--- START ---

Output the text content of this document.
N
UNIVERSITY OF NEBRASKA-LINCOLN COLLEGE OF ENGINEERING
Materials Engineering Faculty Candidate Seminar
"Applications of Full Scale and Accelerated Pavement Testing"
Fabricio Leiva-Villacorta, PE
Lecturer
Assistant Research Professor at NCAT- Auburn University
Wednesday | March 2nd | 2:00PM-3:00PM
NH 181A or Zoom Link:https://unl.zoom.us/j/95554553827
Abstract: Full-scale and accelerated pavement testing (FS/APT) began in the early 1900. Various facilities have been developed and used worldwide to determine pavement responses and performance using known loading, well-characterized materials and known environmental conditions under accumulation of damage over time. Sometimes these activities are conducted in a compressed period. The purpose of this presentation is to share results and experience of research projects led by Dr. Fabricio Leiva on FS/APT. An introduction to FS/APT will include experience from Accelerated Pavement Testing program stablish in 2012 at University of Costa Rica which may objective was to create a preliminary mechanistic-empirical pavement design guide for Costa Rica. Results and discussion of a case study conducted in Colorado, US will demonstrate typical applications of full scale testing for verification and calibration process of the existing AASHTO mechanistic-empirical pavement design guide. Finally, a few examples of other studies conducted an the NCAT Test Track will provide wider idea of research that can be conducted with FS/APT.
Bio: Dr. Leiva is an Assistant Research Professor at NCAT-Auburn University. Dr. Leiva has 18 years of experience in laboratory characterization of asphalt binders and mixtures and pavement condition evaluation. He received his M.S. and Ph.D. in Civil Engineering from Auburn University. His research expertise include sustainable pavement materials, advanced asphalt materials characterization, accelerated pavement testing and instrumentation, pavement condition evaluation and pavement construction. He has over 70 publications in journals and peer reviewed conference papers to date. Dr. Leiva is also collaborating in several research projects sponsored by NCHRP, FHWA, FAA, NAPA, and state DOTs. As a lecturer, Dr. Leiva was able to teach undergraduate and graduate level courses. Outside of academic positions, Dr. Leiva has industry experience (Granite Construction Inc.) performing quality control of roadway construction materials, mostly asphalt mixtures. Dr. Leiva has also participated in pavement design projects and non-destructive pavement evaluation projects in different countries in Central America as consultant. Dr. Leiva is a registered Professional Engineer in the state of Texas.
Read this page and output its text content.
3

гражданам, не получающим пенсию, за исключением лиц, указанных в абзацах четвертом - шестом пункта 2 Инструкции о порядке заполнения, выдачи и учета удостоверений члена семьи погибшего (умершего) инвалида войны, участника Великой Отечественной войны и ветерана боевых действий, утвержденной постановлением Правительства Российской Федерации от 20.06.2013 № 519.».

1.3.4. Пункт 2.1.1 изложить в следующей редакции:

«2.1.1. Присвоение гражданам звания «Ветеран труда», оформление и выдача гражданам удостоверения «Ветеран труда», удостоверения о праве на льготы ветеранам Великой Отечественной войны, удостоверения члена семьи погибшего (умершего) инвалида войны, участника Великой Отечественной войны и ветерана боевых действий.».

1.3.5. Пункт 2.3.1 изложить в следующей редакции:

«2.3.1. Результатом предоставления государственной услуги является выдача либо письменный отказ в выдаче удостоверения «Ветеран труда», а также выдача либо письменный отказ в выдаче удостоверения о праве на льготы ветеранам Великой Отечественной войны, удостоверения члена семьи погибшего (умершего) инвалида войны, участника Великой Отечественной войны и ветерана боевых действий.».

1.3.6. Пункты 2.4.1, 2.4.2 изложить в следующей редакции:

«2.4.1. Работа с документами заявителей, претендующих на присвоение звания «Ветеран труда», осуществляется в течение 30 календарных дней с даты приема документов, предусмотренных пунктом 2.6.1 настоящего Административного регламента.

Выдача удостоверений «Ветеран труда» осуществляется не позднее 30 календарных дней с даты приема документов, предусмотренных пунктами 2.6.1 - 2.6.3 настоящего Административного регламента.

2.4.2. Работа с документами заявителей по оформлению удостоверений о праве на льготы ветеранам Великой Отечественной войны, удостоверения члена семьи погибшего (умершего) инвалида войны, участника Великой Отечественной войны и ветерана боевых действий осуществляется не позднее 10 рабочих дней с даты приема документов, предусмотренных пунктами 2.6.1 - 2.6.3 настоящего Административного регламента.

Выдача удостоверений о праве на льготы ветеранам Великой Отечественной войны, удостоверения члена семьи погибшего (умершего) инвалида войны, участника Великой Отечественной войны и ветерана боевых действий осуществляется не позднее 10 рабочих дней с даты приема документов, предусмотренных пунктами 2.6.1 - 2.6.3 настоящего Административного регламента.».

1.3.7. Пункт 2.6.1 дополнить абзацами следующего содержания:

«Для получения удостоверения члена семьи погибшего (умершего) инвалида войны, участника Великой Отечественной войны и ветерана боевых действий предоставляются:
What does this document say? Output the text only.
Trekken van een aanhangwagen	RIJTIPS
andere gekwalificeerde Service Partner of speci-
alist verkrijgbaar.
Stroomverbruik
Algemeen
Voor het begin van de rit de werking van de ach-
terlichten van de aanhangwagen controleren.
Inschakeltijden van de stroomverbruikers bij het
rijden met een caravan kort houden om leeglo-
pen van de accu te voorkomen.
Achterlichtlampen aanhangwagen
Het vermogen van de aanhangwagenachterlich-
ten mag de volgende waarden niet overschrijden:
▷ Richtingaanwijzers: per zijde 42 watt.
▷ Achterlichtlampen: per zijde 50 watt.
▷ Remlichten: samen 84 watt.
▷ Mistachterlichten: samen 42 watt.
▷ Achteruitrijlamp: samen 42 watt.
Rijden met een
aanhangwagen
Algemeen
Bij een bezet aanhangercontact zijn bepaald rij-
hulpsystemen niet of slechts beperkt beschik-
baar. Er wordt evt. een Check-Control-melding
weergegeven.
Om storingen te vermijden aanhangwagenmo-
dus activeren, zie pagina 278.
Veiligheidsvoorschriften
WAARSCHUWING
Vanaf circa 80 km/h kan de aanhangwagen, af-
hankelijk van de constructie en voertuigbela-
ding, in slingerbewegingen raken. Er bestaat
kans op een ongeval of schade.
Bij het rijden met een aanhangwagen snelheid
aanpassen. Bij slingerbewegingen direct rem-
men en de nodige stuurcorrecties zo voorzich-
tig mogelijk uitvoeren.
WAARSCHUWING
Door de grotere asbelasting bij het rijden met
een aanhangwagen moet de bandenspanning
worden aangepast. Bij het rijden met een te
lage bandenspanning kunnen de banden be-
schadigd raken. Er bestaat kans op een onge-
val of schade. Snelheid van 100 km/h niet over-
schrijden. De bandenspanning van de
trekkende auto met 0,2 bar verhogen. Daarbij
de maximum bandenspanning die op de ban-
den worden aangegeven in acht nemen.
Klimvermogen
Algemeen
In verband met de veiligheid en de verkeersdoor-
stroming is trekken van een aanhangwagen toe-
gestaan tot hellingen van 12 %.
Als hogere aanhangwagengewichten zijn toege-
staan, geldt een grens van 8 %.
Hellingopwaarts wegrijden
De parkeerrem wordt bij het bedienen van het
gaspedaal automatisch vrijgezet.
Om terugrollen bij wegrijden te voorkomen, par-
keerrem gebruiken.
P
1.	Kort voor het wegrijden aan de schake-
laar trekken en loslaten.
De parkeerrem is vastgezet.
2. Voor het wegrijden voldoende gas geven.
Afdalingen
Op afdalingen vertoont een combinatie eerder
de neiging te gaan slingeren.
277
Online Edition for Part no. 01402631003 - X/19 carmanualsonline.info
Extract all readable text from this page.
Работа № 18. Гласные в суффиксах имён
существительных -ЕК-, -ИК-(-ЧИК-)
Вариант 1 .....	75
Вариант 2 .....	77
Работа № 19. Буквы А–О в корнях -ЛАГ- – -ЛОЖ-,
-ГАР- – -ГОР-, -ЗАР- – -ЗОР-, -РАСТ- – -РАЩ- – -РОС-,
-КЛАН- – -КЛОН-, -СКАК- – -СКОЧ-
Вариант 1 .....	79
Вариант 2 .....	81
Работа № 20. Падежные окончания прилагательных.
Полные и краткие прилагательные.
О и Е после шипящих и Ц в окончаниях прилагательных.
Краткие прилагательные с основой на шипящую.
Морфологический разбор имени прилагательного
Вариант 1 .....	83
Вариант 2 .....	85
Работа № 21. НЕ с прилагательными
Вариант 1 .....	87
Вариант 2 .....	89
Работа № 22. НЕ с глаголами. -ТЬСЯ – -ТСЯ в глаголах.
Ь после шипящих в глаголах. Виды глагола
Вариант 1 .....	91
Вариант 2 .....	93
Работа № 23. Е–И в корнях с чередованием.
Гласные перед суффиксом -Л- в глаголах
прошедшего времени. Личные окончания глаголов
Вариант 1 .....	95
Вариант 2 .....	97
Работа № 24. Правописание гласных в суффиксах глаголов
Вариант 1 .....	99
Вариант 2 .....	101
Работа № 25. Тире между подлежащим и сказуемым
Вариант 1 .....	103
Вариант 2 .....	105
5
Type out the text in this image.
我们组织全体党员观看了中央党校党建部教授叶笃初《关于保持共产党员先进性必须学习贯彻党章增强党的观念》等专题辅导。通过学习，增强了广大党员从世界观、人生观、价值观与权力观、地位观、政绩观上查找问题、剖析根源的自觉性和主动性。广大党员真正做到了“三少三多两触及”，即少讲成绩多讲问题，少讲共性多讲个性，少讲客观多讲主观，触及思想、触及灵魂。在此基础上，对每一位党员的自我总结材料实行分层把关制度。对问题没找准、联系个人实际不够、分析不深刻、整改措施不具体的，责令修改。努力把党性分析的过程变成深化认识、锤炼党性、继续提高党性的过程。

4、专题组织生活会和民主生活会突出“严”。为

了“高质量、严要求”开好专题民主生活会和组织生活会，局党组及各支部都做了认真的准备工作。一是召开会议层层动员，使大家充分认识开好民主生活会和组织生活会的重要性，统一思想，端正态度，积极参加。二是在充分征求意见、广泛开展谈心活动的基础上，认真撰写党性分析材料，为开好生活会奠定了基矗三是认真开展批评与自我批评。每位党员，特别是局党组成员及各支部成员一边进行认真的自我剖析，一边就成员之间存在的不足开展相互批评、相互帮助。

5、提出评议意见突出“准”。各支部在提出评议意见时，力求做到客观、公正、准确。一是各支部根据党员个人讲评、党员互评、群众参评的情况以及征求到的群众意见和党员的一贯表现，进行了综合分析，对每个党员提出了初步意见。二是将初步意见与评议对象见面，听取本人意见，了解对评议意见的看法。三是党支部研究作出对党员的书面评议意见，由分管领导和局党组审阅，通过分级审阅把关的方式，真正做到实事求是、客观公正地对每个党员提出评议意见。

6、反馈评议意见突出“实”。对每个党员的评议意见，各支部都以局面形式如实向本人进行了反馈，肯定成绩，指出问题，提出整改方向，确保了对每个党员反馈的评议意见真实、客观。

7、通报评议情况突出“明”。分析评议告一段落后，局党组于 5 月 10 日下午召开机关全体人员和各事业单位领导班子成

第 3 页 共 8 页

--- END ---

- **Challenge**: Give only the number of lines in the material above that hold the word "zijn".

- **Exercise output**: 2